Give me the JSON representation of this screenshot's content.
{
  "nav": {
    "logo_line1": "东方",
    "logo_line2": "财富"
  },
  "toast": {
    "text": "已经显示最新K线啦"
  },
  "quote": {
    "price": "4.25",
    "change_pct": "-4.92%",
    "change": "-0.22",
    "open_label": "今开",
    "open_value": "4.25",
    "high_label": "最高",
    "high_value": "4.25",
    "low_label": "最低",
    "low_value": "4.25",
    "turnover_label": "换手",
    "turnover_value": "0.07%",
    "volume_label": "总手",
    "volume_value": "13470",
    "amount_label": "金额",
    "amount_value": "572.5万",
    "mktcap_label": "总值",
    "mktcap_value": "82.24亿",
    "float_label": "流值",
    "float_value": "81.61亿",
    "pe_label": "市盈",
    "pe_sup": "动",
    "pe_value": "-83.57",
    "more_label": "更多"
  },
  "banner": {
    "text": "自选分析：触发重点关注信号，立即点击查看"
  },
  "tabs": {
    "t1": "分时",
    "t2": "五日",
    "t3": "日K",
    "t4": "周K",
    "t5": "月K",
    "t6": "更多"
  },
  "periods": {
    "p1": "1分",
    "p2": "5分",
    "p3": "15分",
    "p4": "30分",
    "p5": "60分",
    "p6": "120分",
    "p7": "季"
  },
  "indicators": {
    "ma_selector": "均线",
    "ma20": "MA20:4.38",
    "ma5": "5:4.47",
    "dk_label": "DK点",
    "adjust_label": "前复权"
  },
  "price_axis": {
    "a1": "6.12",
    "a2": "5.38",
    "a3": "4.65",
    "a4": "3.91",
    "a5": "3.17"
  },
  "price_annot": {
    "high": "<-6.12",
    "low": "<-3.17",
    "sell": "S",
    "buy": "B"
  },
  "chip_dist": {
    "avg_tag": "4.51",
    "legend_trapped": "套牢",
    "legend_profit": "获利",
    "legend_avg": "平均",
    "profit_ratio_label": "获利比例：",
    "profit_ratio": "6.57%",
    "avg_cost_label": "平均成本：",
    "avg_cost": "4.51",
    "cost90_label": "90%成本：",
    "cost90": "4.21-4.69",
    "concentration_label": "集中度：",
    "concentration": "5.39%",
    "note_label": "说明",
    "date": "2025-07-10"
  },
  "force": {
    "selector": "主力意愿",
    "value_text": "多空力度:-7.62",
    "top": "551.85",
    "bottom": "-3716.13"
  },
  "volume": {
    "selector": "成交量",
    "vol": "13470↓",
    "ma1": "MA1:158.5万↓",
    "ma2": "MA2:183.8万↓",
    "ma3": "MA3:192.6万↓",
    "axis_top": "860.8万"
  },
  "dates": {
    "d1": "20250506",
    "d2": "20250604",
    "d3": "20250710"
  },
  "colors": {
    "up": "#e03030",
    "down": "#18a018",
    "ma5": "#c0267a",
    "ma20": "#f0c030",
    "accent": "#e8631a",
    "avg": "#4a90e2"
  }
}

■ Objective
Return all of the entries word for word.

■ Result of the task
Give me the JSON representation of this screenshot's content.
{
  "nav": {
    "logo_line1": "东方",
    "logo_line2": "财富"
  },
  "toast": {
    "text": "已经显示最新K线啦"
  },
  "quote": {
    "price": "4.25",
    "change_pct": "-4.92%",
    "change": "-0.22",
    "open_label": "今开",
    "open_value": "4.25",
    "high_label": "最高",
    "high_value": "4.25",
    "low_label": "最低",
    "low_value": "4.25",
    "turnover_label": "换手",
    "turnover_value": "0.07%",
    "volume_label": "总手",
    "volume_value": "13470",
    "amount_label": "金额",
    "amount_value": "572.5万",
    "mktcap_label": "总值",
    "mktcap_value": "82.24亿",
    "float_label": "流值",
    "float_value": "81.61亿",
    "pe_label": "市盈",
    "pe_sup": "动",
    "pe_value": "-83.57",
    "more_label": "更多"
  },
  "banner": {
    "text": "自选分析：触发重点关注信号，立即点击查看"
  },
  "tabs": {
    "t1": "分时",
    "t2": "五日",
    "t3": "日K",
    "t4": "周K",
    "t5": "月K",
    "t6": "更多"
  },
  "periods": {
    "p1": "1分",
    "p2": "5分",
    "p3": "15分",
    "p4": "30分",
    "p5": "60分",
    "p6": "120分",
    "p7": "季"
  },
  "indicators": {
    "ma_selector": "均线",
    "ma20": "MA20:4.38",
    "ma5": "5:4.47",
    "dk_label": "DK点",
    "adjust_label": "前复权"
  },
  "price_axis": {
    "a1": "6.12",
    "a2": "5.38",
    "a3": "4.65",
    "a4": "3.91",
    "a5": "3.17"
  },
  "price_annot": {
    "high": "<-6.12",
    "low": "<-3.17",
    "sell": "S",
    "buy": "B"
  },
  "chip_dist": {
    "avg_tag": "4.51",
    "legend_trapped": "套牢",
    "legend_profit": "获利",
    "legend_avg": "平均",
    "profit_ratio_label": "获利比例：",
    "profit_ratio": "6.57%",
    "avg_cost_label": "平均成本：",
    "avg_cost": "4.51",
    "cost90_label": "90%成本：",
    "cost90": "4.21-4.69",
    "concentration_label": "集中度：",
    "concentration": "5.39%",
    "note_label": "说明",
    "date": "2025-07-10"
  },
  "force": {
    "selector": "主力意愿",
    "value_text": "多空力度:-7.62",
    "top": "551.85",
    "bottom": "-3716.13"
  },
  "volume": {
    "selector": "成交量",
    "vol": "13470↓",
    "ma1": "MA1:158.5万↓",
    "ma2": "MA2:183.8万↓",
    "ma3": "MA3:192.6万↓",
    "axis_top": "860.8万"
  },
  "dates": {
    "d1": "20250506",
    "d2": "20250604",
    "d3": "20250710"
  },
  "colors": {
    "up": "#e03030",
    "down": "#18a018",
    "ma5": "#c0267a",
    "ma20": "#f0c030",
    "accent": "#e8631a",
    "avg": "#4a90e2"
  }
}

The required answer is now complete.